**PROVIDED ENTRIES**
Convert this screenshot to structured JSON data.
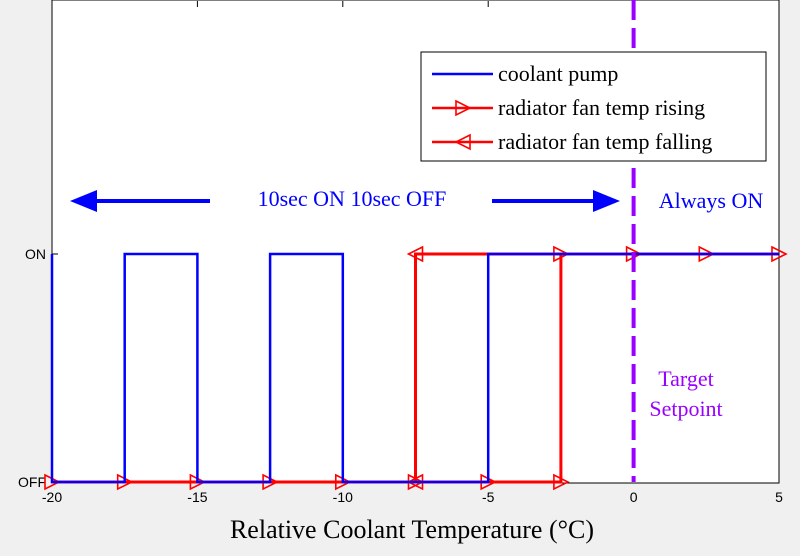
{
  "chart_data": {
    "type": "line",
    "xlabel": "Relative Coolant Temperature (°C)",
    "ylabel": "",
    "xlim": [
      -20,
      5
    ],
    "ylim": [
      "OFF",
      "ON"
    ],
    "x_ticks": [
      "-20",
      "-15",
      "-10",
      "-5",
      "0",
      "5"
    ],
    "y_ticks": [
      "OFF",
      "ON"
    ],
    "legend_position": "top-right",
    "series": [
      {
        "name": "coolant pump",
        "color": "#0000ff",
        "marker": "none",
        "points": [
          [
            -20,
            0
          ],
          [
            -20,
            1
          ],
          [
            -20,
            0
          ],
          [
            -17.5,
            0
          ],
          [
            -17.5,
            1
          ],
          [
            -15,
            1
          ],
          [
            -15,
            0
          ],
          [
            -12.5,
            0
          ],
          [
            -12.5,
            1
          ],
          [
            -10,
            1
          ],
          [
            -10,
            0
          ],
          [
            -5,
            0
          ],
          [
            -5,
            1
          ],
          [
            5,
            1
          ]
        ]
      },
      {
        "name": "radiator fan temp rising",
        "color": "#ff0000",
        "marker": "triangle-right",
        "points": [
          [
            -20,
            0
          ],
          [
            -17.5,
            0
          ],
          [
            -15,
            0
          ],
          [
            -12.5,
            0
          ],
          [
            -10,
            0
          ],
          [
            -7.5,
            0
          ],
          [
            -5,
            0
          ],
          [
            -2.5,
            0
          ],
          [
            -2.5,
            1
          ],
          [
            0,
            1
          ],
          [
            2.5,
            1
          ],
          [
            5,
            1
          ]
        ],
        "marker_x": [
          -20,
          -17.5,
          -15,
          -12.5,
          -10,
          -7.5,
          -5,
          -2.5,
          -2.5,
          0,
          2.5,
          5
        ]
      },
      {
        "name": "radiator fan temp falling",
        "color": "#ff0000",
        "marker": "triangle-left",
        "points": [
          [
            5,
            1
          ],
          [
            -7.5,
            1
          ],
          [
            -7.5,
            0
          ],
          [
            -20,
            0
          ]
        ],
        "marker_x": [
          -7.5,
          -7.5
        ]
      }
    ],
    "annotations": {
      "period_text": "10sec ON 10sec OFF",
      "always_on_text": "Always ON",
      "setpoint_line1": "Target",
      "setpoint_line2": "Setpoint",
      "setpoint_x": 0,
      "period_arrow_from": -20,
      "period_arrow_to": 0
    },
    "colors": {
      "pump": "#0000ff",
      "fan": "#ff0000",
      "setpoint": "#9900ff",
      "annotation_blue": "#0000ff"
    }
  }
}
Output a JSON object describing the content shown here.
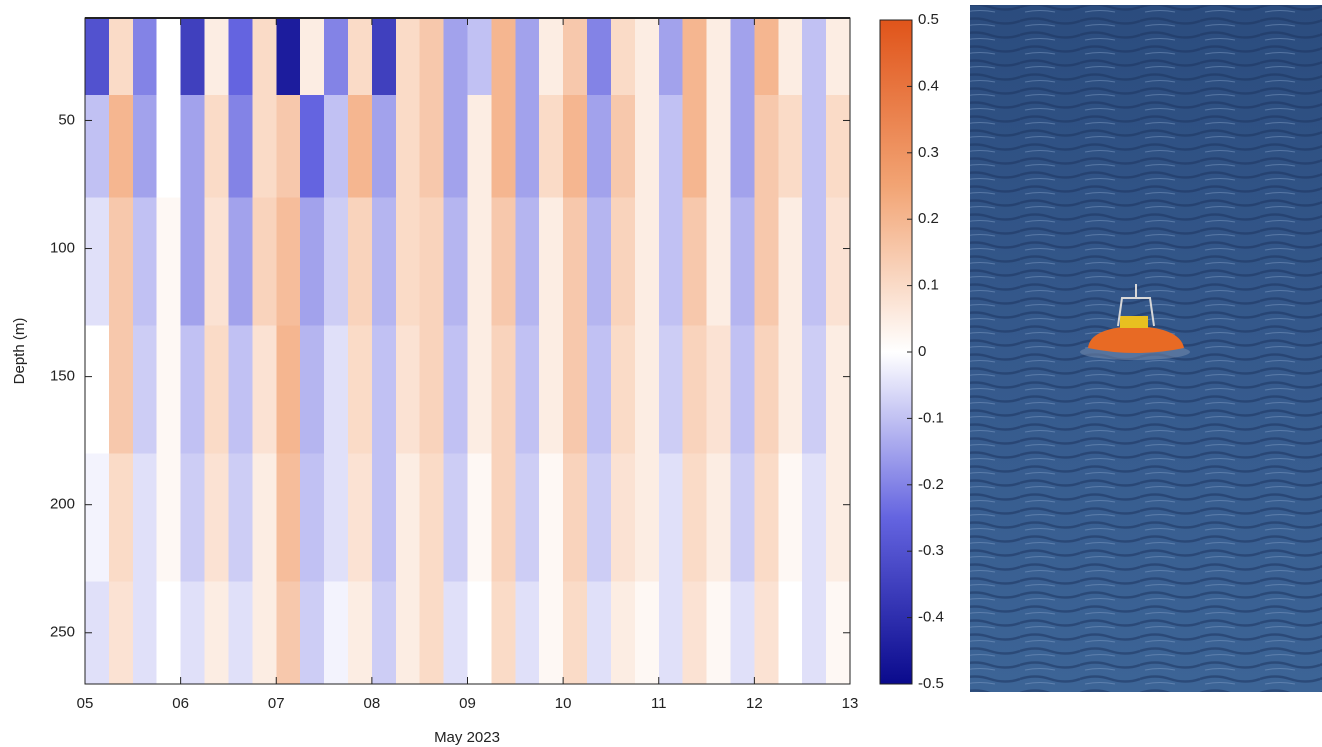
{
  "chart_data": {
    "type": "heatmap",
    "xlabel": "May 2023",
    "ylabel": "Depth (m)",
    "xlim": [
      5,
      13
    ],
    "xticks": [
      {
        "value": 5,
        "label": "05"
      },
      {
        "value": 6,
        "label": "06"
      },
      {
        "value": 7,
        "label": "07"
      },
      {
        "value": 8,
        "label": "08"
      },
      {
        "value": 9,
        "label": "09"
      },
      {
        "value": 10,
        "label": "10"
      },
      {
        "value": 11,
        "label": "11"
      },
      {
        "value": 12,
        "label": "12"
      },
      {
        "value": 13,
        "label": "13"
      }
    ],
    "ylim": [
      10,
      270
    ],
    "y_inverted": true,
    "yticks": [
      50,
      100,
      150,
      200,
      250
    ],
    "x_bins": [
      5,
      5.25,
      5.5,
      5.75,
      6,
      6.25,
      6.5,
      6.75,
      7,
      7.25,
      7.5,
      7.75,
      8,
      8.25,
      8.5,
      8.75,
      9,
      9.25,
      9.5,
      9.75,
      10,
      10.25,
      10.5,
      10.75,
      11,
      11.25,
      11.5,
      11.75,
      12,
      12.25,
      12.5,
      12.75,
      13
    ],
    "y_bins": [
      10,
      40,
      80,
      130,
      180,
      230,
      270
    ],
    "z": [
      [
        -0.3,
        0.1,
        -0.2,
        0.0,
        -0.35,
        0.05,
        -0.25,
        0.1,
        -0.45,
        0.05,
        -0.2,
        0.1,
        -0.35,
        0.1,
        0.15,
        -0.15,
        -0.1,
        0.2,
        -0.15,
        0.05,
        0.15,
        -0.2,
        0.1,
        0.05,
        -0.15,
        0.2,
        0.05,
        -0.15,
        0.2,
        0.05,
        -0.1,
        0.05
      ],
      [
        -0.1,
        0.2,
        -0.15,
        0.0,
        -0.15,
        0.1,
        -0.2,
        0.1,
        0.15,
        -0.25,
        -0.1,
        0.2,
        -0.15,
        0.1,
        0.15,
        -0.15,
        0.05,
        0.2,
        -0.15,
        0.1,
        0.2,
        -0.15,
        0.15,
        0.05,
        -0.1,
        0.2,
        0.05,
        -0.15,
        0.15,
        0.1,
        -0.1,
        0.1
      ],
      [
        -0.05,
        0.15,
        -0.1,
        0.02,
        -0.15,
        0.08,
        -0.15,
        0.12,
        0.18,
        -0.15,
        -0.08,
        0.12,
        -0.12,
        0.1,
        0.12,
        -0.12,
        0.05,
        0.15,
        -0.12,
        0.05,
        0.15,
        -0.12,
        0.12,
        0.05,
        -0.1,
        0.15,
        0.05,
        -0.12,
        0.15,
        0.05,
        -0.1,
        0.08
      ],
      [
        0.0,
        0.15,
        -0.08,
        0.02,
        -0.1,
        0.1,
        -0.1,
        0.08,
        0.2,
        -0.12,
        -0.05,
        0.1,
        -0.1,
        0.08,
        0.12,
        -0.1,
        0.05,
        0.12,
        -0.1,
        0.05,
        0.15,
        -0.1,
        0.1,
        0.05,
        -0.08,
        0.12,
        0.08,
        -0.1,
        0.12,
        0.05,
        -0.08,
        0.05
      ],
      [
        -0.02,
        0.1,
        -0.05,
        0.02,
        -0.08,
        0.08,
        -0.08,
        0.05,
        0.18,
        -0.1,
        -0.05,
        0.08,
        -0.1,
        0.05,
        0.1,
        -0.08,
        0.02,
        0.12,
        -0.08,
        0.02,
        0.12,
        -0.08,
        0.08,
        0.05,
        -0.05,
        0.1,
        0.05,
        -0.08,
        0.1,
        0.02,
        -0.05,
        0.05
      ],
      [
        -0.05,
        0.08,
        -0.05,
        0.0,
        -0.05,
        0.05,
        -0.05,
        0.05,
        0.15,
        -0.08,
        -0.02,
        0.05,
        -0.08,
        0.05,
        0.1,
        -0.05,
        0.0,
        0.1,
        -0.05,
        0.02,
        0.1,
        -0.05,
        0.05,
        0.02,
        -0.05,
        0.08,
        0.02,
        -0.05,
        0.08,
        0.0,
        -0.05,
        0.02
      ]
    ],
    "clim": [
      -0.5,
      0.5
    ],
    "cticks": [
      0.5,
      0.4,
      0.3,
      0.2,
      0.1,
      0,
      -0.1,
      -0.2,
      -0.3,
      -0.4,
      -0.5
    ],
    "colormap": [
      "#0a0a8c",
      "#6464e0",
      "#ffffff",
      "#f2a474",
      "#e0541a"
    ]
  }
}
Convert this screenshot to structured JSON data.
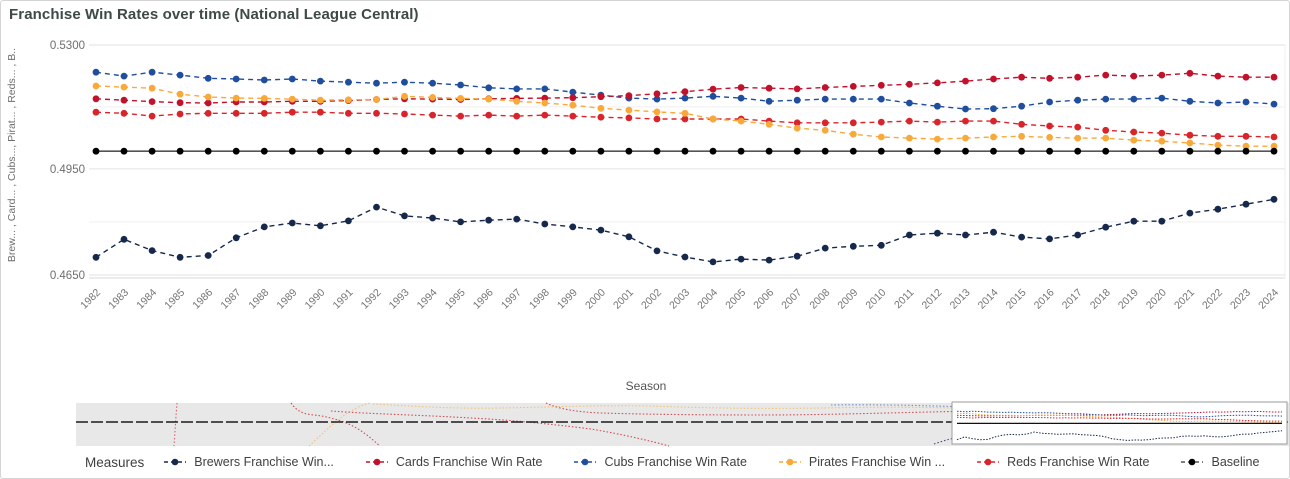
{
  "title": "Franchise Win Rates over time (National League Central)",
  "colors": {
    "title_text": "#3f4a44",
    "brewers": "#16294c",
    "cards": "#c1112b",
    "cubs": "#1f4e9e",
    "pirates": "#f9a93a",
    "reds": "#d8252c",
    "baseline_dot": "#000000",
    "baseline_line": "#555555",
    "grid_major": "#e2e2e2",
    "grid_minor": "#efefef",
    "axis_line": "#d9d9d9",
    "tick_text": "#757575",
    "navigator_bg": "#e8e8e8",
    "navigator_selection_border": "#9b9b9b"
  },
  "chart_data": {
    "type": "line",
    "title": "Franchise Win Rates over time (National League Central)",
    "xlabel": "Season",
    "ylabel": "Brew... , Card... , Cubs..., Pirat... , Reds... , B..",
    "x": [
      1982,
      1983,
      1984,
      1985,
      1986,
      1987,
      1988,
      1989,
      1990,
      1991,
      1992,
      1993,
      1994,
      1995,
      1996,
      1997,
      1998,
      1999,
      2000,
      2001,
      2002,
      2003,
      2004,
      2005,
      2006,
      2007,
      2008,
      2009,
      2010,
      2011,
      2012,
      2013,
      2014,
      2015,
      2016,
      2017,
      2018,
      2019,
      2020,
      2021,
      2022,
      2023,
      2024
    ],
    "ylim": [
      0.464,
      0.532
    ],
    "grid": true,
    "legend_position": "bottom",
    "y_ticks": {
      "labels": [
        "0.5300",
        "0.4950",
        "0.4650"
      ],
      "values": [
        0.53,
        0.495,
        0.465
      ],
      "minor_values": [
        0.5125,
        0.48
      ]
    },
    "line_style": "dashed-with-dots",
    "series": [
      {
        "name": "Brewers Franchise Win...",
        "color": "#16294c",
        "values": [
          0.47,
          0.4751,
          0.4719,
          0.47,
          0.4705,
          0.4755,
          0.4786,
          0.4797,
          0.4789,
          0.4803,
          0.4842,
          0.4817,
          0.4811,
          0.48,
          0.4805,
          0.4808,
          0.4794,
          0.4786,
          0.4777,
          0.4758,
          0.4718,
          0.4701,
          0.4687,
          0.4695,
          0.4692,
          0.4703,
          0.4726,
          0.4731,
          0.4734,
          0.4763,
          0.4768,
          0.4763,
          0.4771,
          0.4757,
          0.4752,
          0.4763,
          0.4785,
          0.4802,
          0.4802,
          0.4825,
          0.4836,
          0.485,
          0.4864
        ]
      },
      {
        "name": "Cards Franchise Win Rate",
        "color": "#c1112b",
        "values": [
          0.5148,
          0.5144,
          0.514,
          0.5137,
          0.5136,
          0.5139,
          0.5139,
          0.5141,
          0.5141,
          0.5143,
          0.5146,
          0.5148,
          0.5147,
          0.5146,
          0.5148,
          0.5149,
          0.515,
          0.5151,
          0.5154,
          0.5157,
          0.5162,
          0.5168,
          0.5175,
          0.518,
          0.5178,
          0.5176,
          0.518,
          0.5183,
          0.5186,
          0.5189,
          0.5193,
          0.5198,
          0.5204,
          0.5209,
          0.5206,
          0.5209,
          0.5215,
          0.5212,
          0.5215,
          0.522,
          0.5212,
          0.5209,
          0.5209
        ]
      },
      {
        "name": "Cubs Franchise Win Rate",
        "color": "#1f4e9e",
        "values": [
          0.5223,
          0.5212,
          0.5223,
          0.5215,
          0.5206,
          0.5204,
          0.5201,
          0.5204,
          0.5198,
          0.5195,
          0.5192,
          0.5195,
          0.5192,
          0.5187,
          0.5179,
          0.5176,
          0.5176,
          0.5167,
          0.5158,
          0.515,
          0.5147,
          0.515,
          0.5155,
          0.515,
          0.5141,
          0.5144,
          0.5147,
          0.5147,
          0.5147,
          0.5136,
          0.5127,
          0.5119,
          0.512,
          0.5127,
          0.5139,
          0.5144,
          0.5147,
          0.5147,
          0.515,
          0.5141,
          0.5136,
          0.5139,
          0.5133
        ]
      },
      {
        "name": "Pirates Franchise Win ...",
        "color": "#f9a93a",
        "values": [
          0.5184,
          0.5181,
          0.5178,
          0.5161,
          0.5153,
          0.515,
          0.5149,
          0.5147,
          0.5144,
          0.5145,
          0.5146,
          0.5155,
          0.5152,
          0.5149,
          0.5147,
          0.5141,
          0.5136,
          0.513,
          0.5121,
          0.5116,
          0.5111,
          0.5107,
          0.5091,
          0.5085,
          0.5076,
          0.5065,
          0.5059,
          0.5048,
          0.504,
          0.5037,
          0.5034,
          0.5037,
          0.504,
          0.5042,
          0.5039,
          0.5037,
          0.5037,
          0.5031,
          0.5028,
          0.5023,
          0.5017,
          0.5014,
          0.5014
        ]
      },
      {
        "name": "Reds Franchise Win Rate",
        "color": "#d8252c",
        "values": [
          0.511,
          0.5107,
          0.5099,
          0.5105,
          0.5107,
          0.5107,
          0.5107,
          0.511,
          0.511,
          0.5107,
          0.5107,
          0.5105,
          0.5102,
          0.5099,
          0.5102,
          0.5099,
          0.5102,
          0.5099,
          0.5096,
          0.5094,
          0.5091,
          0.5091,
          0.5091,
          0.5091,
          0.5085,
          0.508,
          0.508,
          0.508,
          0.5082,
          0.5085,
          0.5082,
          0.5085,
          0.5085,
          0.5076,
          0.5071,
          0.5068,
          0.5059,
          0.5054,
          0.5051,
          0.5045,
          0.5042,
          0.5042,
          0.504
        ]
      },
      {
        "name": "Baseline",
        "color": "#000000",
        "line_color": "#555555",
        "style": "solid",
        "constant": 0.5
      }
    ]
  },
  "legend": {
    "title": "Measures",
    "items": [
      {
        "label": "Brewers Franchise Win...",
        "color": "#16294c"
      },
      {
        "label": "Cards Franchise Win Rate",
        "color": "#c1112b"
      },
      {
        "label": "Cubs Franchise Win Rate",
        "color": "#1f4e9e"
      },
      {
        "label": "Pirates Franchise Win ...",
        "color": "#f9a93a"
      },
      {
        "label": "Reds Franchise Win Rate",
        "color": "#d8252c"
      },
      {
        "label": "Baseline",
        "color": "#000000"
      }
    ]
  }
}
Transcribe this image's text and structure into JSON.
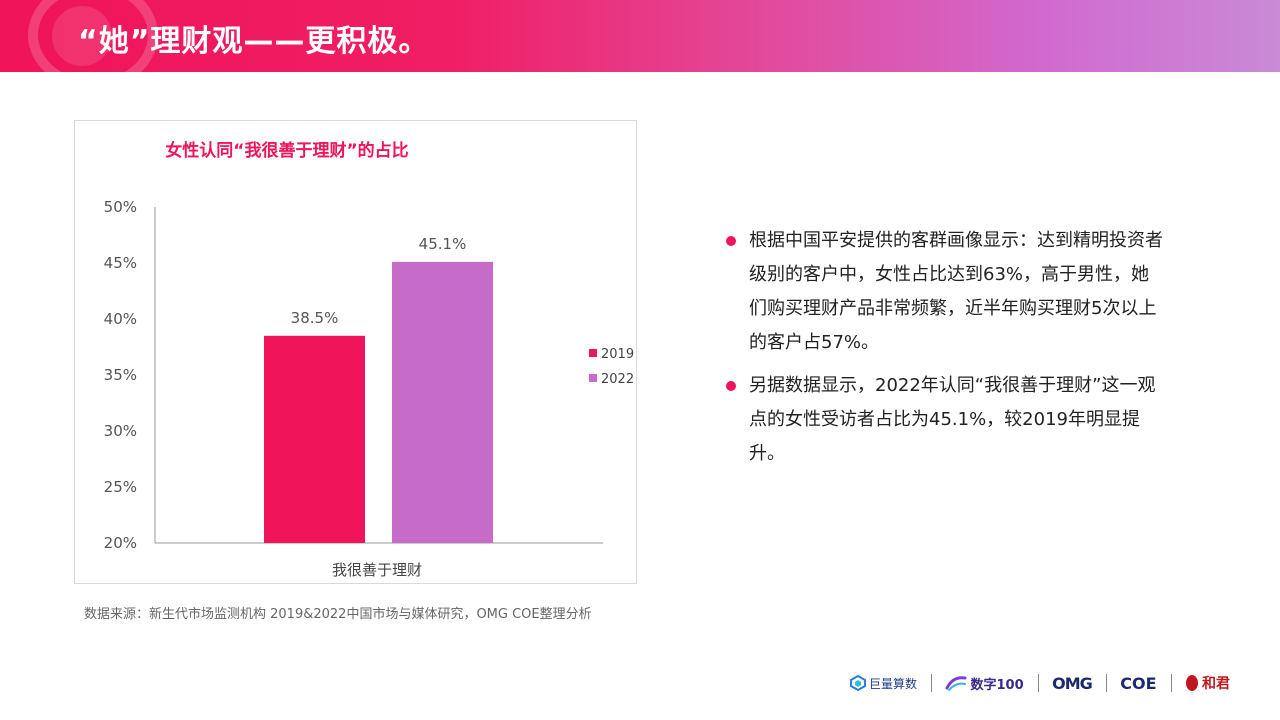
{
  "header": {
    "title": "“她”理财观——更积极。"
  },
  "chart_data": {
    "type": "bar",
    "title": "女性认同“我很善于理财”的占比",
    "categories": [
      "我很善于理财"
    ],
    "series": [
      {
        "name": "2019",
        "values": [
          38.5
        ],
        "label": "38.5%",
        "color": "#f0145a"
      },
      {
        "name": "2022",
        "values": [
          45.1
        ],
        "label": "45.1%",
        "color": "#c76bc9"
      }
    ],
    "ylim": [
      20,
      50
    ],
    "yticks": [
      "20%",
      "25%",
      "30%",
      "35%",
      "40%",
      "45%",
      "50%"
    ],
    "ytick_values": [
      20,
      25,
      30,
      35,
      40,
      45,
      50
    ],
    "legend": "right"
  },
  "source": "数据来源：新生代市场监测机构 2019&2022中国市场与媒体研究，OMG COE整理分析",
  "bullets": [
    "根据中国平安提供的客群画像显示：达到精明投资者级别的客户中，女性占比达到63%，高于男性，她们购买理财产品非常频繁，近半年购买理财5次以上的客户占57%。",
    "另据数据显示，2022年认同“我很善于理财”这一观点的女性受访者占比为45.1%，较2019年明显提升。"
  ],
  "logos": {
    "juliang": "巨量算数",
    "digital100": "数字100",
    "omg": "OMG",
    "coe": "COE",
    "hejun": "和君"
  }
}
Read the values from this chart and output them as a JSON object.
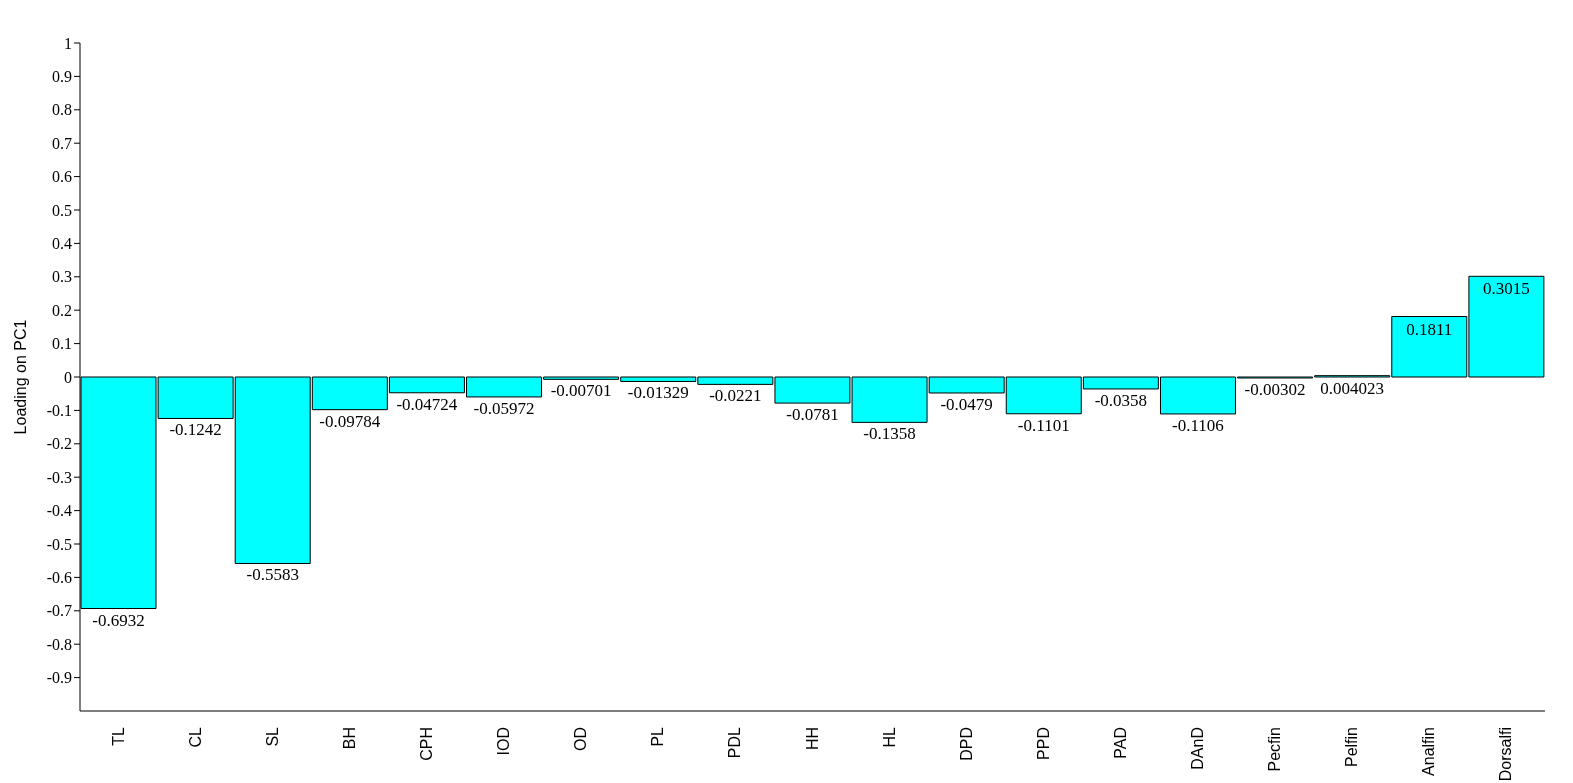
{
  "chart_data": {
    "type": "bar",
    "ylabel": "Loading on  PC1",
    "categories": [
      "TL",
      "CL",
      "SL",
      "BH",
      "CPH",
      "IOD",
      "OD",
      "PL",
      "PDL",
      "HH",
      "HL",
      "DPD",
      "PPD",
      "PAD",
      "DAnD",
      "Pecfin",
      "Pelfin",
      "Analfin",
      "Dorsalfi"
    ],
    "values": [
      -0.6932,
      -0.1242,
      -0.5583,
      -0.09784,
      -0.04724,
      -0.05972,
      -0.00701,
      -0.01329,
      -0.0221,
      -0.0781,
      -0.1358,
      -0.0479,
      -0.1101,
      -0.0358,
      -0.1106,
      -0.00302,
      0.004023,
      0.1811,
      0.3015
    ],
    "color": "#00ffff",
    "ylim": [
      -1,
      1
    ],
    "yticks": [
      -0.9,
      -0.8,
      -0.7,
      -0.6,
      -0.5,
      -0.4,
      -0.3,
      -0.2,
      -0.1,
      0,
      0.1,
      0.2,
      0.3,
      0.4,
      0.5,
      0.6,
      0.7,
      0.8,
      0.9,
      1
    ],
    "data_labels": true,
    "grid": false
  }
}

**PROBLEM DETAILS**
Above are the records. Copy exactly, and only, the lines from the line containing "Read the values" through the last one, omitting any pictures.

**EXERCISE OUTPUT**
Read the values from this chart and output them as a JSON object.
{
  "chart_data": {
    "type": "bar",
    "ylabel": "Loading on  PC1",
    "categories": [
      "TL",
      "CL",
      "SL",
      "BH",
      "CPH",
      "IOD",
      "OD",
      "PL",
      "PDL",
      "HH",
      "HL",
      "DPD",
      "PPD",
      "PAD",
      "DAnD",
      "Pecfin",
      "Pelfin",
      "Analfin",
      "Dorsalfi"
    ],
    "values": [
      -0.6932,
      -0.1242,
      -0.5583,
      -0.09784,
      -0.04724,
      -0.05972,
      -0.00701,
      -0.01329,
      -0.0221,
      -0.0781,
      -0.1358,
      -0.0479,
      -0.1101,
      -0.0358,
      -0.1106,
      -0.00302,
      0.004023,
      0.1811,
      0.3015
    ],
    "color": "#00ffff",
    "ylim": [
      -1,
      1
    ],
    "yticks": [
      -0.9,
      -0.8,
      -0.7,
      -0.6,
      -0.5,
      -0.4,
      -0.3,
      -0.2,
      -0.1,
      0,
      0.1,
      0.2,
      0.3,
      0.4,
      0.5,
      0.6,
      0.7,
      0.8,
      0.9,
      1
    ],
    "data_labels": true,
    "grid": false
  }
}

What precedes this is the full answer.